Do this – What follows is a set of records; restate each one word for word and drop the pictures.

(Data records)

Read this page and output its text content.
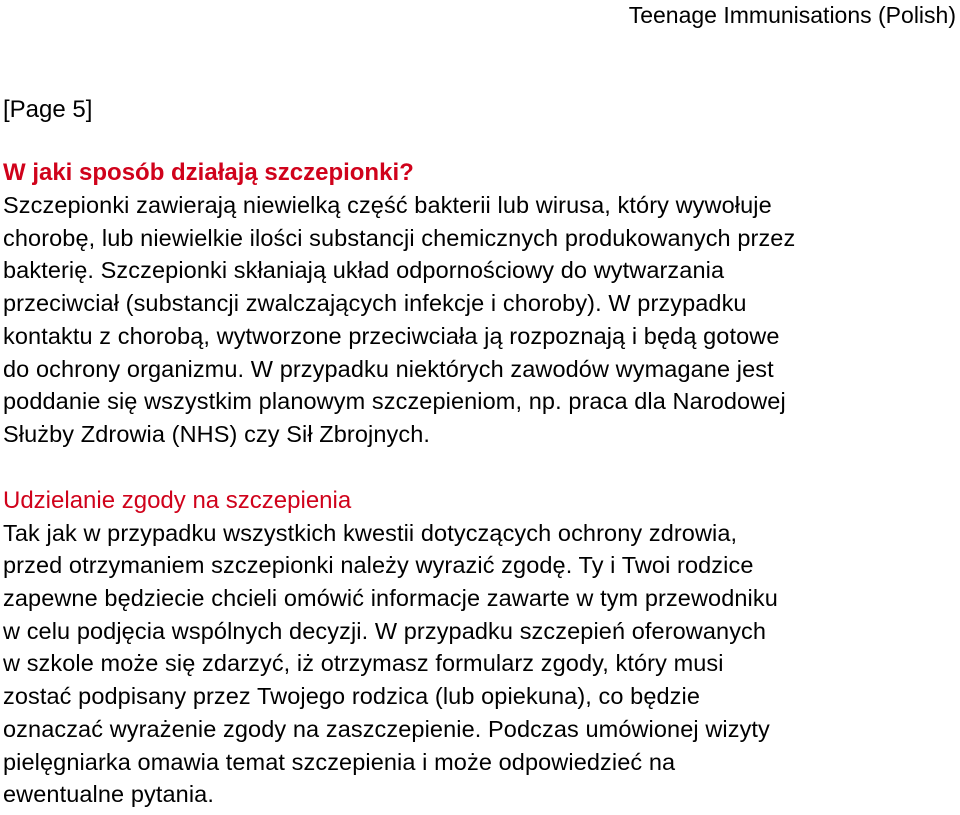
Teenage Immunisations (Polish)
[Page 5]
W jaki sposób działają szczepionki?

Szczepionki zawierają niewielką część bakterii lub wirusa, który wywołuje
chorobę, lub niewielkie ilości substancji chemicznych produkowanych przez
bakterię. Szczepionki skłaniają układ odpornościowy do wytwarzania
przeciwciał (substancji zwalczających infekcje i choroby). W przypadku
kontaktu z chorobą, wytworzone przeciwciała ją rozpoznają i będą gotowe
do ochrony organizmu. W przypadku niektórych zawodów wymagane jest
poddanie się wszystkim planowym szczepieniom, np. praca dla Narodowej
Służby Zdrowia (NHS) czy Sił Zbrojnych.

Udzielanie zgody na szczepienia

Tak jak w przypadku wszystkich kwestii dotyczących ochrony zdrowia,
przed otrzymaniem szczepionki należy wyrazić zgodę. Ty i Twoi rodzice
zapewne będziecie chcieli omówić informacje zawarte w tym przewodniku
w celu podjęcia wspólnych decyzji. W przypadku szczepień oferowanych
w szkole może się zdarzyć, iż otrzymasz formularz zgody, który musi
zostać podpisany przez Twojego rodzica (lub opiekuna), co będzie
oznaczać wyrażenie zgody na zaszczepienie. Podczas umówionej wizyty
pielęgniarka omawia temat szczepienia i może odpowiedzieć na
ewentualne pytania.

Solution to this exercise –
Read this page and output its text content.
Teenage Immunisations (Polish)
[Page 5]
W jaki sposób działają szczepionki?

Szczepionki zawierają niewielką część bakterii lub wirusa, który wywołuje
chorobę, lub niewielkie ilości substancji chemicznych produkowanych przez
bakterię. Szczepionki skłaniają układ odpornościowy do wytwarzania
przeciwciał (substancji zwalczających infekcje i choroby). W przypadku
kontaktu z chorobą, wytworzone przeciwciała ją rozpoznają i będą gotowe
do ochrony organizmu. W przypadku niektórych zawodów wymagane jest
poddanie się wszystkim planowym szczepieniom, np. praca dla Narodowej
Służby Zdrowia (NHS) czy Sił Zbrojnych.

Udzielanie zgody na szczepienia

Tak jak w przypadku wszystkich kwestii dotyczących ochrony zdrowia,
przed otrzymaniem szczepionki należy wyrazić zgodę. Ty i Twoi rodzice
zapewne będziecie chcieli omówić informacje zawarte w tym przewodniku
w celu podjęcia wspólnych decyzji. W przypadku szczepień oferowanych
w szkole może się zdarzyć, iż otrzymasz formularz zgody, który musi
zostać podpisany przez Twojego rodzica (lub opiekuna), co będzie
oznaczać wyrażenie zgody na zaszczepienie. Podczas umówionej wizyty
pielęgniarka omawia temat szczepienia i może odpowiedzieć na
ewentualne pytania.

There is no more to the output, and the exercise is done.